**Exercise requirements:**
Exactly reproduce all the records, keeping pictures out of the copy.

**Record extracts:**
·····
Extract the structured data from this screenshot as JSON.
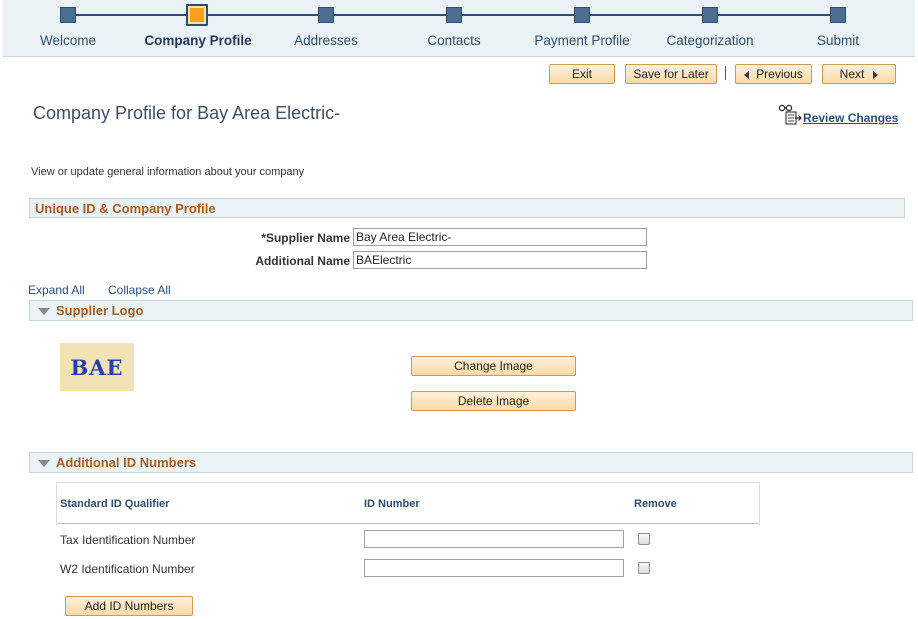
{
  "train": {
    "steps": [
      {
        "label": "Welcome",
        "state": "inactive"
      },
      {
        "label": "Company Profile",
        "state": "active"
      },
      {
        "label": "Addresses",
        "state": "inactive"
      },
      {
        "label": "Contacts",
        "state": "inactive"
      },
      {
        "label": "Payment Profile",
        "state": "inactive"
      },
      {
        "label": "Categorization",
        "state": "inactive"
      },
      {
        "label": "Submit",
        "state": "inactive"
      }
    ]
  },
  "toolbar": {
    "exit_label": "Exit",
    "save_later_label": "Save for Later",
    "separator": "|",
    "previous_label": "Previous",
    "next_label": "Next"
  },
  "page": {
    "title": "Company Profile for Bay Area Electric-",
    "review_changes_label": "Review Changes",
    "instructions": "View or update general information about your company"
  },
  "unique_id_section": {
    "title": "Unique ID & Company Profile",
    "supplier_name_label": "*Supplier Name",
    "supplier_name_value": "Bay Area Electric-",
    "additional_name_label": "Additional Name",
    "additional_name_value": "BAElectric"
  },
  "expand_all_label": "Expand All",
  "collapse_all_label": "Collapse All",
  "supplier_logo_section": {
    "title": "Supplier Logo",
    "logo_text": "BAE",
    "change_image_label": "Change Image",
    "delete_image_label": "Delete Image"
  },
  "additional_id_section": {
    "title": "Additional ID Numbers",
    "columns": [
      "Standard ID Qualifier",
      "ID Number",
      "Remove"
    ],
    "rows": [
      {
        "qualifier": "Tax Identification Number",
        "id_number": "",
        "remove": false
      },
      {
        "qualifier": "W2 Identification Number",
        "id_number": "",
        "remove": false
      }
    ],
    "add_button_label": "Add ID Numbers"
  },
  "colors": {
    "train_background": "#ebf2f6",
    "train_active": "#f6a21e",
    "train_inactive": "#4a6f93",
    "section_title": "#a55e24",
    "link": "#2a4f7b",
    "button_fill": "#fbd9a5"
  }
}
·····
**Response:**
Extract the structured data from this screenshot as JSON.
{
  "train": {
    "steps": [
      {
        "label": "Welcome",
        "state": "inactive"
      },
      {
        "label": "Company Profile",
        "state": "active"
      },
      {
        "label": "Addresses",
        "state": "inactive"
      },
      {
        "label": "Contacts",
        "state": "inactive"
      },
      {
        "label": "Payment Profile",
        "state": "inactive"
      },
      {
        "label": "Categorization",
        "state": "inactive"
      },
      {
        "label": "Submit",
        "state": "inactive"
      }
    ]
  },
  "toolbar": {
    "exit_label": "Exit",
    "save_later_label": "Save for Later",
    "separator": "|",
    "previous_label": "Previous",
    "next_label": "Next"
  },
  "page": {
    "title": "Company Profile for Bay Area Electric-",
    "review_changes_label": "Review Changes",
    "instructions": "View or update general information about your company"
  },
  "unique_id_section": {
    "title": "Unique ID & Company Profile",
    "supplier_name_label": "*Supplier Name",
    "supplier_name_value": "Bay Area Electric-",
    "additional_name_label": "Additional Name",
    "additional_name_value": "BAElectric"
  },
  "expand_all_label": "Expand All",
  "collapse_all_label": "Collapse All",
  "supplier_logo_section": {
    "title": "Supplier Logo",
    "logo_text": "BAE",
    "change_image_label": "Change Image",
    "delete_image_label": "Delete Image"
  },
  "additional_id_section": {
    "title": "Additional ID Numbers",
    "columns": [
      "Standard ID Qualifier",
      "ID Number",
      "Remove"
    ],
    "rows": [
      {
        "qualifier": "Tax Identification Number",
        "id_number": "",
        "remove": false
      },
      {
        "qualifier": "W2 Identification Number",
        "id_number": "",
        "remove": false
      }
    ],
    "add_button_label": "Add ID Numbers"
  },
  "colors": {
    "train_background": "#ebf2f6",
    "train_active": "#f6a21e",
    "train_inactive": "#4a6f93",
    "section_title": "#a55e24",
    "link": "#2a4f7b",
    "button_fill": "#fbd9a5"
  }
}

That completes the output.